***** Material *****
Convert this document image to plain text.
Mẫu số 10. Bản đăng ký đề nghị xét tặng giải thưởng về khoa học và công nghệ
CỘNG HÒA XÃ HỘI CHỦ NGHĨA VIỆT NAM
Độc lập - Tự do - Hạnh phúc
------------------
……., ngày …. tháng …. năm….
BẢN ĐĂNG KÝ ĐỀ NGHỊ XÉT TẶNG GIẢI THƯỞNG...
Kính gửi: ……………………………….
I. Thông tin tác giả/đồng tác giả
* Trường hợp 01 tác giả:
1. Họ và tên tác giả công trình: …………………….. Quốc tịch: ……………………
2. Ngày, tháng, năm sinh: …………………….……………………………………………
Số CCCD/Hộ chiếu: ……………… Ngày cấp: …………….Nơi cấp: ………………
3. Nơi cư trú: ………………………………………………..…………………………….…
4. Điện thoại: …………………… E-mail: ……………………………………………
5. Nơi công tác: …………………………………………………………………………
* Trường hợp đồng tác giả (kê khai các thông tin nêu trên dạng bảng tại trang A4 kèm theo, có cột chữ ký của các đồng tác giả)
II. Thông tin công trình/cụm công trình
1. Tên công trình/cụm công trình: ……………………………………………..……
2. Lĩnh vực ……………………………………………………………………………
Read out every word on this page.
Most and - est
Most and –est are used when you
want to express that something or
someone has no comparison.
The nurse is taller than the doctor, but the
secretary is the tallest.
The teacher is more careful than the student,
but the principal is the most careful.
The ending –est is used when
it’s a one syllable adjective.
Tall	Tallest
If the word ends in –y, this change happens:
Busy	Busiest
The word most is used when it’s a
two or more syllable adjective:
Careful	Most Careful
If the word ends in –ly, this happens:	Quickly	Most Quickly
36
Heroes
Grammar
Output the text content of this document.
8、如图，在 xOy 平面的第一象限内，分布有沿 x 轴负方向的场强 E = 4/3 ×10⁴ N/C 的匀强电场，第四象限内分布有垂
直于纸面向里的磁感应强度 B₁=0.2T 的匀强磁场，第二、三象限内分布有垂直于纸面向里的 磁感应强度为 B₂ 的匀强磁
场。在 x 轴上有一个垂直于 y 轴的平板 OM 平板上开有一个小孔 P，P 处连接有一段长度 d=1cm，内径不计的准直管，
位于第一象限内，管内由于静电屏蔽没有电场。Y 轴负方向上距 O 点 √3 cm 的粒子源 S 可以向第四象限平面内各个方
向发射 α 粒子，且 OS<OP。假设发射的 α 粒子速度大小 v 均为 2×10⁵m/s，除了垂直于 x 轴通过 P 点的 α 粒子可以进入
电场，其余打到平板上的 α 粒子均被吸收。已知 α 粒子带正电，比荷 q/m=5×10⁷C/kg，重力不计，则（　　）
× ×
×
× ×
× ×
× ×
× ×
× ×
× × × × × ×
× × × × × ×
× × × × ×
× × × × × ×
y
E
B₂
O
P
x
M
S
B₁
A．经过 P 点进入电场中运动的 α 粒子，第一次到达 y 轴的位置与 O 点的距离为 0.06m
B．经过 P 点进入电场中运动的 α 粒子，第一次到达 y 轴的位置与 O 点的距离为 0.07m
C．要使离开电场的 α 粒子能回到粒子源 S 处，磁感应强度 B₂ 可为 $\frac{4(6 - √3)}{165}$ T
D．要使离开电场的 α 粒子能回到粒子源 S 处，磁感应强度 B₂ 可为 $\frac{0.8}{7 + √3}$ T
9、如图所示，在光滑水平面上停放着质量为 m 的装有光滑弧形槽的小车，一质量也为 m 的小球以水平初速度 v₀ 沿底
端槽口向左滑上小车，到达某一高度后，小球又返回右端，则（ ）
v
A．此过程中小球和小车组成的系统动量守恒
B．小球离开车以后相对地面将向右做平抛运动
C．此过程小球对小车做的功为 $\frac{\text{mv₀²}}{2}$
*****
Check each line above for the word "第一次到达" and copy the ones that have it.

- Task solution:
A．经过 P 点进入电场中运动的 α 粒子，第一次到达 y 轴的位置与 O 点的距离为 0.06m
B．经过 P 点进入电场中运动的 α 粒子，第一次到达 y 轴的位置与 O 点的距离为 0.07m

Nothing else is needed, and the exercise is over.